[Layout annotation data]
▽

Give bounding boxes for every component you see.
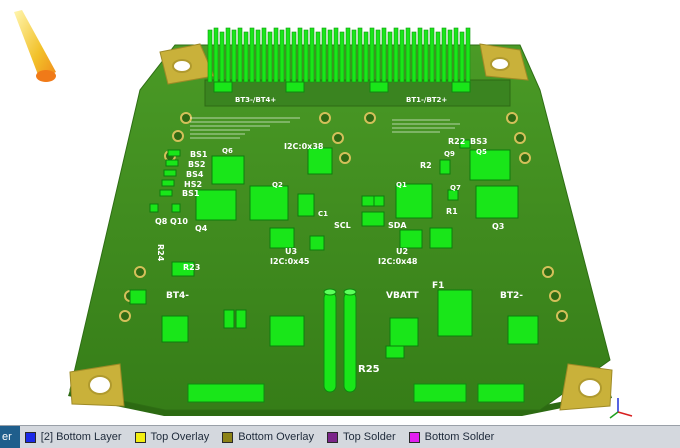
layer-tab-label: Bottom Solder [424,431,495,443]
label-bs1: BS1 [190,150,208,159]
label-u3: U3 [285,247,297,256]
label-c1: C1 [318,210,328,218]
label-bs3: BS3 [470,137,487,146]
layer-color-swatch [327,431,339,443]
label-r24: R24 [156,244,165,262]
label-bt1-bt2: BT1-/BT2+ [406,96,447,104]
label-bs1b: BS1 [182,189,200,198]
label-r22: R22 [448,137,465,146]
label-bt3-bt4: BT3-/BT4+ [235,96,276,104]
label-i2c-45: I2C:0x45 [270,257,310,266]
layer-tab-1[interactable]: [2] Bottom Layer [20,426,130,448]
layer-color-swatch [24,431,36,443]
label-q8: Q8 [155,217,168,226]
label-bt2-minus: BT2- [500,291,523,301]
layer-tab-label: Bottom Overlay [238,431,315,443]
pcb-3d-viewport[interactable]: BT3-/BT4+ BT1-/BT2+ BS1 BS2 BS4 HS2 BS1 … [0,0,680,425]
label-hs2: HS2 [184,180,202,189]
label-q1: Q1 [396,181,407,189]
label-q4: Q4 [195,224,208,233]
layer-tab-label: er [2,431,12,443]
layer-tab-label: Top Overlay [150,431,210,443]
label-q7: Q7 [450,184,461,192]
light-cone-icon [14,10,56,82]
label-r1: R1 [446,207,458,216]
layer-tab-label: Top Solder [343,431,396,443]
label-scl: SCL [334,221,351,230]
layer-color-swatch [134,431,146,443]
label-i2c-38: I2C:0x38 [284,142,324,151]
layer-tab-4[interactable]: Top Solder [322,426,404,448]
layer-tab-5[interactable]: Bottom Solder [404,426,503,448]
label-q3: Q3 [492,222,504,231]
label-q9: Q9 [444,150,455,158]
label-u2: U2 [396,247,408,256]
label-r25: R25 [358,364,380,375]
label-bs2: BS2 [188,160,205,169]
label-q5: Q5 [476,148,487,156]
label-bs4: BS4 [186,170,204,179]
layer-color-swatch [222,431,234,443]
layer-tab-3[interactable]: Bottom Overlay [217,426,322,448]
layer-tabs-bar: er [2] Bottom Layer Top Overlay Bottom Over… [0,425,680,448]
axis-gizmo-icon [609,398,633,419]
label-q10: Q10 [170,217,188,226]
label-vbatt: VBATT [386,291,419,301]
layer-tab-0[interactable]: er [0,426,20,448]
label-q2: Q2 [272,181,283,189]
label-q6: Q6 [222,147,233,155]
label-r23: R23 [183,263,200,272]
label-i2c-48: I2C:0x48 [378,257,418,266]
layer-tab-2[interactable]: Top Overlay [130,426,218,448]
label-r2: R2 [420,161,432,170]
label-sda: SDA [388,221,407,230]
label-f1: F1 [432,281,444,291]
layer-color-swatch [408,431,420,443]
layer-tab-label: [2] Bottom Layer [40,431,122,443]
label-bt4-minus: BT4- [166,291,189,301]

△

◆ **Exercise brief**:
Can you reproduce all the items above with every "layer-color-swatch" swapped for "color-chip", keeping everything else the same and leaving the pictures out?

◆ **Full response**:
Give bounding boxes for every component you see.
layer-tab-label: Bottom Solder [424,431,495,443]
label-bs1: BS1 [190,150,208,159]
label-u3: U3 [285,247,297,256]
label-c1: C1 [318,210,328,218]
label-bs3: BS3 [470,137,487,146]
color-chip [327,431,339,443]
label-r24: R24 [156,244,165,262]
label-bt1-bt2: BT1-/BT2+ [406,96,447,104]
label-bs1b: BS1 [182,189,200,198]
label-r22: R22 [448,137,465,146]
label-bt3-bt4: BT3-/BT4+ [235,96,276,104]
label-i2c-45: I2C:0x45 [270,257,310,266]
layer-tab-1[interactable]: [2] Bottom Layer [20,426,130,448]
color-chip [24,431,36,443]
label-q8: Q8 [155,217,168,226]
label-bt2-minus: BT2- [500,291,523,301]
layer-tab-label: Bottom Overlay [238,431,315,443]
pcb-3d-viewport[interactable]: BT3-/BT4+ BT1-/BT2+ BS1 BS2 BS4 HS2 BS1 … [0,0,680,425]
label-hs2: HS2 [184,180,202,189]
label-q1: Q1 [396,181,407,189]
label-q4: Q4 [195,224,208,233]
layer-tab-label: er [2,431,12,443]
layer-tab-label: Top Overlay [150,431,210,443]
label-q7: Q7 [450,184,461,192]
light-cone-icon [14,10,56,82]
label-r1: R1 [446,207,458,216]
layer-tab-label: Top Solder [343,431,396,443]
label-scl: SCL [334,221,351,230]
color-chip [134,431,146,443]
label-i2c-38: I2C:0x38 [284,142,324,151]
layer-tab-4[interactable]: Top Solder [322,426,404,448]
layer-tab-5[interactable]: Bottom Solder [404,426,503,448]
label-q3: Q3 [492,222,504,231]
label-q9: Q9 [444,150,455,158]
label-u2: U2 [396,247,408,256]
label-r25: R25 [358,364,380,375]
label-bs2: BS2 [188,160,205,169]
label-q5: Q5 [476,148,487,156]
label-bs4: BS4 [186,170,204,179]
color-chip [222,431,234,443]
layer-tab-3[interactable]: Bottom Overlay [217,426,322,448]
layer-tabs-bar: er [2] Bottom Layer Top Overlay Bottom Over… [0,425,680,448]
axis-gizmo-icon [609,398,633,419]
label-q10: Q10 [170,217,188,226]
label-vbatt: VBATT [386,291,419,301]
layer-tab-0[interactable]: er [0,426,20,448]
label-q2: Q2 [272,181,283,189]
label-q6: Q6 [222,147,233,155]
label-r23: R23 [183,263,200,272]
label-i2c-48: I2C:0x48 [378,257,418,266]
layer-tab-2[interactable]: Top Overlay [130,426,218,448]
label-r2: R2 [420,161,432,170]
label-sda: SDA [388,221,407,230]
label-f1: F1 [432,281,444,291]
color-chip [408,431,420,443]
layer-tab-label: [2] Bottom Layer [40,431,122,443]
label-bt4-minus: BT4- [166,291,189,301]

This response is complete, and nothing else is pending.